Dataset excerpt
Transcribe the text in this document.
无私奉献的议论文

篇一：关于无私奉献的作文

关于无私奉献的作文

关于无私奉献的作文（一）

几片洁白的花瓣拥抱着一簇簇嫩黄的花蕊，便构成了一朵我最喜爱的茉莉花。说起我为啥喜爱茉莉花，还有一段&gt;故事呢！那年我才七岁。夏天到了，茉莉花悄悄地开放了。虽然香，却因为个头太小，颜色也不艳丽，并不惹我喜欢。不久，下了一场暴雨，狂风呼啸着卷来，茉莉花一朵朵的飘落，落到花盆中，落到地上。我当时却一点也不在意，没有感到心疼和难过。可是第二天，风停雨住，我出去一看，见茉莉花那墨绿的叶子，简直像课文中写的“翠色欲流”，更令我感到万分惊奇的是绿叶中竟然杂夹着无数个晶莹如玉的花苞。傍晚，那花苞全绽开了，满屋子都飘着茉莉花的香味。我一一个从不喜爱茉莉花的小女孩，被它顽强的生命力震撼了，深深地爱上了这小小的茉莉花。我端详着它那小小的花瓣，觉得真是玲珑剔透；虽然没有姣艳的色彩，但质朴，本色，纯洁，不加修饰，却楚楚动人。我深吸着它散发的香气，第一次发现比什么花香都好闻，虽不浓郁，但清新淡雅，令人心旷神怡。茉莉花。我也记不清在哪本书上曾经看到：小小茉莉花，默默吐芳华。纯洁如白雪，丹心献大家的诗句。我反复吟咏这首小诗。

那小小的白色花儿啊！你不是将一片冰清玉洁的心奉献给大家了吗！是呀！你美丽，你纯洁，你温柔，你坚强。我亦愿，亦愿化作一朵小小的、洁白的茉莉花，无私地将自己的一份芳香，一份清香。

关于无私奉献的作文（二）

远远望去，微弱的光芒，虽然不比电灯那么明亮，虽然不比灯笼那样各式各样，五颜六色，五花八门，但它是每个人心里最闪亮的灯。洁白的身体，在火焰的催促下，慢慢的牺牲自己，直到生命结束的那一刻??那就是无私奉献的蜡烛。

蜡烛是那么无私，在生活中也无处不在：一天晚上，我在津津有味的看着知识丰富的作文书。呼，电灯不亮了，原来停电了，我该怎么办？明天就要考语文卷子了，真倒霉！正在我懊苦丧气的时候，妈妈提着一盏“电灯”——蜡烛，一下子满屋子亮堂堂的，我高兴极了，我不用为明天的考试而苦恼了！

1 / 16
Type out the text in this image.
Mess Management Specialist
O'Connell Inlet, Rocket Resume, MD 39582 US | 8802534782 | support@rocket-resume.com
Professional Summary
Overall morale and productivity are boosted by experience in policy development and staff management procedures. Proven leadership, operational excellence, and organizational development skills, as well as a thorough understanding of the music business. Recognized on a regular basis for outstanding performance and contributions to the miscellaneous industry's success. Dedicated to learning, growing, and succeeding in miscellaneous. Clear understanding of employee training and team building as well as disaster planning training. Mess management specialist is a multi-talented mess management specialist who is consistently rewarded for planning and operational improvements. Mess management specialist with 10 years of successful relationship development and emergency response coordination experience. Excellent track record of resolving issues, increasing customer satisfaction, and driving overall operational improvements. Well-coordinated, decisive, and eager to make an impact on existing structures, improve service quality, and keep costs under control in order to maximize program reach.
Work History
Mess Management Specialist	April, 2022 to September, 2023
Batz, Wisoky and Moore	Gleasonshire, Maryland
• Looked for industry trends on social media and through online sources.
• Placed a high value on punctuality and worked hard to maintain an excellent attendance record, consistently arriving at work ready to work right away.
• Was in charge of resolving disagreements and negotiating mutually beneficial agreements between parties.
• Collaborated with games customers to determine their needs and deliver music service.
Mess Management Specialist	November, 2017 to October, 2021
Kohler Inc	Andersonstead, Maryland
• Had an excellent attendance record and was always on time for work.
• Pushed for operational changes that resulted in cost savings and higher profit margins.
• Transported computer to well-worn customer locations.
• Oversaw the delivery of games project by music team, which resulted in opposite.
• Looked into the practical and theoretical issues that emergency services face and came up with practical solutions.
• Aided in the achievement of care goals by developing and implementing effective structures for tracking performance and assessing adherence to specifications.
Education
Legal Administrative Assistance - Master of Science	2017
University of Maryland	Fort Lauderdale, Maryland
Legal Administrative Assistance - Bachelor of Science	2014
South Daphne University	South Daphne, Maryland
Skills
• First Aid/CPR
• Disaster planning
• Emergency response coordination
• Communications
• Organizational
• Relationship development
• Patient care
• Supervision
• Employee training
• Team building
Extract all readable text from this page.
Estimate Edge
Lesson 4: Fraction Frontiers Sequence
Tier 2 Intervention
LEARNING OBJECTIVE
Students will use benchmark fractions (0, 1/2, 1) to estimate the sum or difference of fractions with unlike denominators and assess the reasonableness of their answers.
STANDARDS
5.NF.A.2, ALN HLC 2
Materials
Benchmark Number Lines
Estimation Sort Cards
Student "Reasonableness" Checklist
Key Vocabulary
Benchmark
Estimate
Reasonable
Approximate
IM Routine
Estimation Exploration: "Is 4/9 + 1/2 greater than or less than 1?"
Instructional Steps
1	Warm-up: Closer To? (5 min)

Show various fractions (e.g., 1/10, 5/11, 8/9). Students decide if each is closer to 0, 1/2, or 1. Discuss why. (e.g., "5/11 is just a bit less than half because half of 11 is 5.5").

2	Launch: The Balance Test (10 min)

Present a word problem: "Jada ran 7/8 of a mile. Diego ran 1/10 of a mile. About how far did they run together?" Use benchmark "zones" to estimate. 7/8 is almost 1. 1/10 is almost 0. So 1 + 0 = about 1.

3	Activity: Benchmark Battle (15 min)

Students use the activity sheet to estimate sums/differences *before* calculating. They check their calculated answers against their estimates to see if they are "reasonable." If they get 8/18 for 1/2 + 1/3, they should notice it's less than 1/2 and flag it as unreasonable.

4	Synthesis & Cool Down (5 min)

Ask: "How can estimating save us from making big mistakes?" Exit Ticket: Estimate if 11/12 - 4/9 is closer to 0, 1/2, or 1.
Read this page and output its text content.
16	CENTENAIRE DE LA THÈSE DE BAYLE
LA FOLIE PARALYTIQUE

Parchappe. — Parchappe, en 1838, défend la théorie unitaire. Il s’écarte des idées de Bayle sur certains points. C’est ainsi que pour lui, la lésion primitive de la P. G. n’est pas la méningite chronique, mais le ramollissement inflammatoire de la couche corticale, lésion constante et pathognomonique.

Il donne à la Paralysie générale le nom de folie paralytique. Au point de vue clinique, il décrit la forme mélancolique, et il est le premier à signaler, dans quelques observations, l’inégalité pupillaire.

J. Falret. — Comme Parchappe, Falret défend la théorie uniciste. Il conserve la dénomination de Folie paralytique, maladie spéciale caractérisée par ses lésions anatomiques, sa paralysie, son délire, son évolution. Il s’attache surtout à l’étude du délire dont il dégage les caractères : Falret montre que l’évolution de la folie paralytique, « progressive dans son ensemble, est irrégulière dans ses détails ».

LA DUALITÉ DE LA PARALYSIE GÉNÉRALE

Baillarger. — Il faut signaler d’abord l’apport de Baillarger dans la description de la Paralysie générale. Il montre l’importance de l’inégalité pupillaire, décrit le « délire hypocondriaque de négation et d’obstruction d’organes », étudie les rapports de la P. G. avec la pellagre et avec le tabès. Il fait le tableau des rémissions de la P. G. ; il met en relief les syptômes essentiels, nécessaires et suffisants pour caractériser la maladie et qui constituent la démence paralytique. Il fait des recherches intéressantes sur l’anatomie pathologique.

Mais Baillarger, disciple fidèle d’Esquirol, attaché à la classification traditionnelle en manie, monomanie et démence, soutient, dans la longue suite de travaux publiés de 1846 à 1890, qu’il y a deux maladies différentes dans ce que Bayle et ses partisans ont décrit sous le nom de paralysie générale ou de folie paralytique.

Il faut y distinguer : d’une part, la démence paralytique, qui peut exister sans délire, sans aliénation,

Task objective:
Which lines include the word "University"? List them all.

Complete answer:
University of Maryland	Fort Lauderdale, Maryland
South Daphne University	South Daphne, Maryland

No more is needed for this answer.